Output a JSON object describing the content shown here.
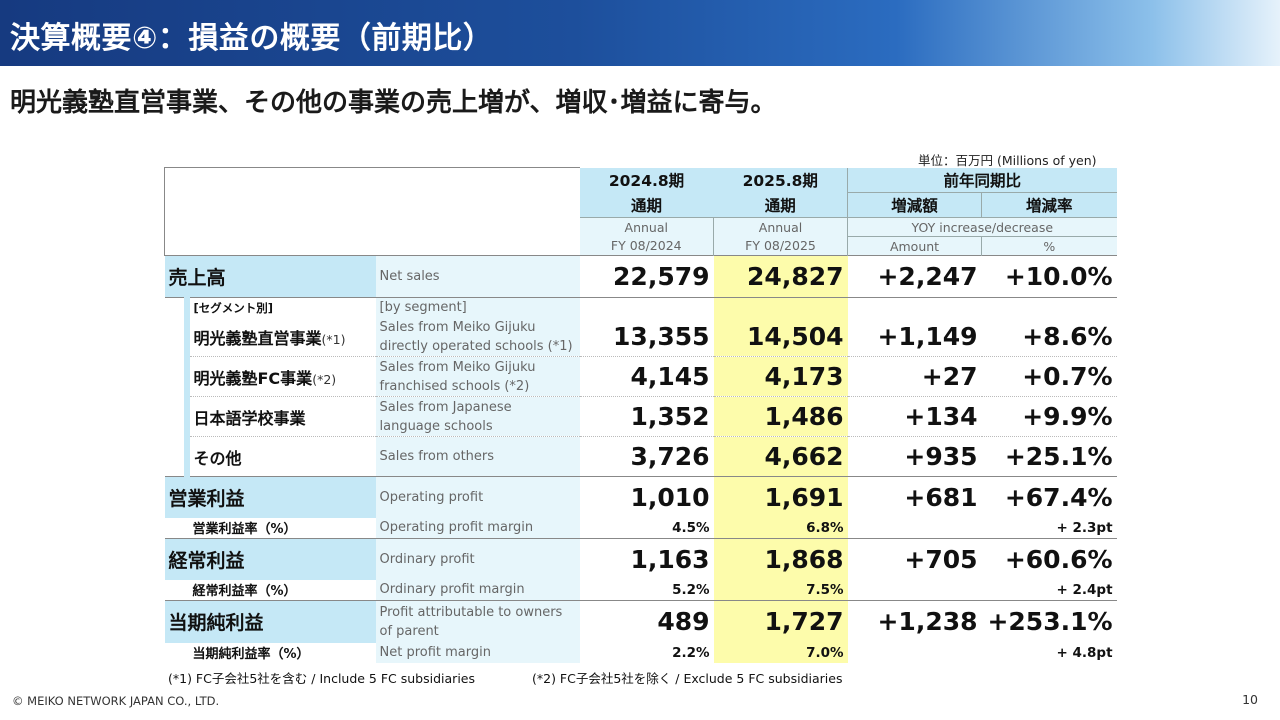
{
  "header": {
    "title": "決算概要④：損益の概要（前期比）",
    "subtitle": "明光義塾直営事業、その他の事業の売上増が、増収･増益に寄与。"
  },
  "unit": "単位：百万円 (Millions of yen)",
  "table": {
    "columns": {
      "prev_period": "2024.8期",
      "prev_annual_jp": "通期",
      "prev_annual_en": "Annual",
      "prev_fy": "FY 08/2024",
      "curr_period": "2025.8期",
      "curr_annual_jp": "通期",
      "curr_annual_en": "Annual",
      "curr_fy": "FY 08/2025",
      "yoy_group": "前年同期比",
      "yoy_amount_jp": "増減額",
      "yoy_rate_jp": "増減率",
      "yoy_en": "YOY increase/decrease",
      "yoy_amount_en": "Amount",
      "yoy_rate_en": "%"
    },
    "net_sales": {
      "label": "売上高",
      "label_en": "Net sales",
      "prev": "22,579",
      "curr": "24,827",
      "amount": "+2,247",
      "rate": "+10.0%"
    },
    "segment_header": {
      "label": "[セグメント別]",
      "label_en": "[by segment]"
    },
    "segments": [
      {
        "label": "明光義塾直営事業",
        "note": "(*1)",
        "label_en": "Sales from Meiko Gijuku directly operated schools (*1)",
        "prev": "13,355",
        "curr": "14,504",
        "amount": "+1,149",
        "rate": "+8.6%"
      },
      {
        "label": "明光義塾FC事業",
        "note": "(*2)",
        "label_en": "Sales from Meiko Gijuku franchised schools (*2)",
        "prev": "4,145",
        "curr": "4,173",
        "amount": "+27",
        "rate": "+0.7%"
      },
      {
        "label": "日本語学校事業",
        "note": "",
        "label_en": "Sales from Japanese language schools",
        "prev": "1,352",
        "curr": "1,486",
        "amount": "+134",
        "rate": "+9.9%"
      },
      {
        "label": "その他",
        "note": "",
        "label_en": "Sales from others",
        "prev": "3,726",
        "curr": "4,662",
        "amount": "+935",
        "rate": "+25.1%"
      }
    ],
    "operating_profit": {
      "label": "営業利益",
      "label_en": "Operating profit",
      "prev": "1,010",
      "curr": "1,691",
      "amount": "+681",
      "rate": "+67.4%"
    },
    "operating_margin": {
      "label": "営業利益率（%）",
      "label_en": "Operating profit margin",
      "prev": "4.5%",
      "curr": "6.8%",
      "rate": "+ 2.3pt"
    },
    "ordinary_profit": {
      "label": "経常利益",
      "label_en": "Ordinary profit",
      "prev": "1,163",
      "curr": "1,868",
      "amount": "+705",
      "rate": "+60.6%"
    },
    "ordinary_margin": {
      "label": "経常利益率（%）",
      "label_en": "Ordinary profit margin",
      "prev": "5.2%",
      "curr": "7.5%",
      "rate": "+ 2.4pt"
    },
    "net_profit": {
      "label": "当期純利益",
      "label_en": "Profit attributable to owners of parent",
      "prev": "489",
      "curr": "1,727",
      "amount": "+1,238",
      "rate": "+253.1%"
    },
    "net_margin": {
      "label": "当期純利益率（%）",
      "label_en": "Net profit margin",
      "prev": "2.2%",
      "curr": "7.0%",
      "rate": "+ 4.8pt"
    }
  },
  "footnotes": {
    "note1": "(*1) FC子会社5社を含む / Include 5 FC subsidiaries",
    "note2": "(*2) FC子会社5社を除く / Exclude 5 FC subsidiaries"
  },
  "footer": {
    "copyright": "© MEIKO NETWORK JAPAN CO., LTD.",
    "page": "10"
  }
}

> [Stated task] In the records above, find the lines containing "明光義塾直営事業" and copy them.

> [The answer]
    "subtitle": "明光義塾直営事業、その他の事業の売上増が、増収･増益に寄与。"
        "label": "明光義塾直営事業",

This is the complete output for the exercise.